*INSTRUCTIONS*:
[1] According to the workout app release notes, what replaced the teal circular mark as the app icon?
[2] Extend the workout app release notes with further entries after their last one.

Editing an exercise or split on iPhone now steps the Apple Watch out of that workout, showing it as "Editing on iPhone" until you're done — so the watch never keeps running an exercise whose plan you're changing.
The app now wears its signature purple: it's the accent color throughout, and a completed exercise is marked with a purple check. In-progress exercises now read as a neutral gray.
Tapping an exercise on iPhone now opens a paged workout run — the same Ready → work/rest → Finish flow as the Apple Watch, with rep sets counting up, timed sets and rests counting down and auto-advancing, plus haptics.
The exercise detail and edit screen moved behind an Edit swipe on the trailing edge; the leading swipe still completes a set.
The iPhone screen now stays awake the whole time the app is open, so a propped-up phone never sleeps during a workout.
The Apple Watch is now a focused workout runner: it opens on the active workout's exercises (or prompts you to start one on iPhone) and lists every in-progress workout at the root.
Each watch exercise runs as a paged Ready → work/rest → Finish flow — count-up work, count-down rests with haptics and auto-advance, One More, and a Done that fires automatically after a countdown.
Added configurable rest-between-sets and Auto-Finish countdown durations in iPhone Settings, synced to the watch.
Starting a workout on iPhone now launches the Apple Watch straight into the session.
Apple Watch set progress is now reliable — a finished set is never un-counted — and reopening an exercise resumes at the first unfinished set instead of restarting at set 1.
Fixed Apple Watch work/rest timers freezing when you lowered your wrist.
Progress made on the Apple Watch now appears on open iPhone screens in real time.
The iPhone app is now iPhone-only; it was inadvertently available on iPad.
New app icon: a tilted dumbbell on a purple gradient, replacing the teal circular mark.
Starter splits are now a curated machine-based routine (Upper Body, Core, Lower Body) at 4×10 with sensible starting weights.

*DATA TO EXAMINE*:

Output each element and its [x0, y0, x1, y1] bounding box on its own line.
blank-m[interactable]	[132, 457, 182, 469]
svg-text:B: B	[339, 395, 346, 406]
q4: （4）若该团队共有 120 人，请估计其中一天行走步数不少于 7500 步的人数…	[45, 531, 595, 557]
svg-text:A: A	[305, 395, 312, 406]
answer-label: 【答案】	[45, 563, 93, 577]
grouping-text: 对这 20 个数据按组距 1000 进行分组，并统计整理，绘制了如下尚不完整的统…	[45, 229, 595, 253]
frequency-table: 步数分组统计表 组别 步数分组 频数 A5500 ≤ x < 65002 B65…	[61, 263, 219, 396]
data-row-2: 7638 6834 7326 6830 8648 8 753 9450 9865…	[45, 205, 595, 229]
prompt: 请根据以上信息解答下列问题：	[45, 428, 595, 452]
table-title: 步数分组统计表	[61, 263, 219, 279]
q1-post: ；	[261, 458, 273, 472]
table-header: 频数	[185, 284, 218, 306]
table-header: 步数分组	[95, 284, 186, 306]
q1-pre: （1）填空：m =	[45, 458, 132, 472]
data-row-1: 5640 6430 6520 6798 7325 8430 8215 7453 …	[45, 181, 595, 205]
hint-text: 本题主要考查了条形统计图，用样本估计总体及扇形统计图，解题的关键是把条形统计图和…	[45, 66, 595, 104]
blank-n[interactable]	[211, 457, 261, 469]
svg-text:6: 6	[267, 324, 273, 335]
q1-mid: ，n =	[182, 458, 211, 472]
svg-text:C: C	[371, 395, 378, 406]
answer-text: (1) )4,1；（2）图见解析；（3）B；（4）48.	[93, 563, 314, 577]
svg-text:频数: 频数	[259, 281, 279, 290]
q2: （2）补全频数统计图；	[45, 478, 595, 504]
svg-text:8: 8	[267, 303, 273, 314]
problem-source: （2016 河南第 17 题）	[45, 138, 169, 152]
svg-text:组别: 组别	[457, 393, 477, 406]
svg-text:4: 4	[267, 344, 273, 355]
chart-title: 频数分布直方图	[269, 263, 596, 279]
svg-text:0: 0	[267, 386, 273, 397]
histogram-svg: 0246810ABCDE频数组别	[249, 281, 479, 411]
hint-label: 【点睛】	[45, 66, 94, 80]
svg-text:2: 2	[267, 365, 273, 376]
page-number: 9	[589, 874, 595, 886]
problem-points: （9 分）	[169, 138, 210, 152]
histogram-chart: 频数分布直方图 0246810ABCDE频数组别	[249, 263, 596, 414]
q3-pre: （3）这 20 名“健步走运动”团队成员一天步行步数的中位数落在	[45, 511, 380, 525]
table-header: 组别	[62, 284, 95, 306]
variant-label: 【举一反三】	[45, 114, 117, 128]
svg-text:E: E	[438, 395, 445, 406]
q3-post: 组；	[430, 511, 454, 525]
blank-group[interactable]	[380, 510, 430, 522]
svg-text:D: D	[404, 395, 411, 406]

*SOLVED TASKS*:
[1] A tilted dumbbell on a purple gradient.

[2]
Fixed the exercise set-progress grid not appearing on the first frame.
Fixed tapping an exercise in a workout log opening the wrong screen.
2.0 — Re-platformed sync onto iCloud Drive: your workouts now live as files in iCloud Drive, replacing CloudKit.
Fixed new workouts being marked complete the moment they were created.
Fixed an undismissable delete confirmation dialog.
Fixed toolbar buttons being hidden behind nested navigation.
Removed a placeholder "Settings coming soon" row.
January 2026
Added real-time sync between iPhone and Apple Watch over WatchConnectivity (workouts, splits, exercises, and logs), with workout-log and exercise-progress views on the watch.
Moved Splits into Settings, accessed via a gear button; the main screen became a single Workout Logs view.
Added an exercise screen with set-by-set progress tracking, a weight-progression chart, read-only Plan and Notes tiles with dedicated Edit screens, and auto-dismiss when you finish the last set.
Updated the app icons.
Initial workout tracker for iPhone and Apple Watch: create splits, pick exercises filtered by the current split, and log sets, reps, and weight — with iCloud (CloudKit) sync, a tab-based interface, an SF Symbols icon picker for splits, bundled starter exercise libraries (bodyweight and Planet Fitness), and an About section.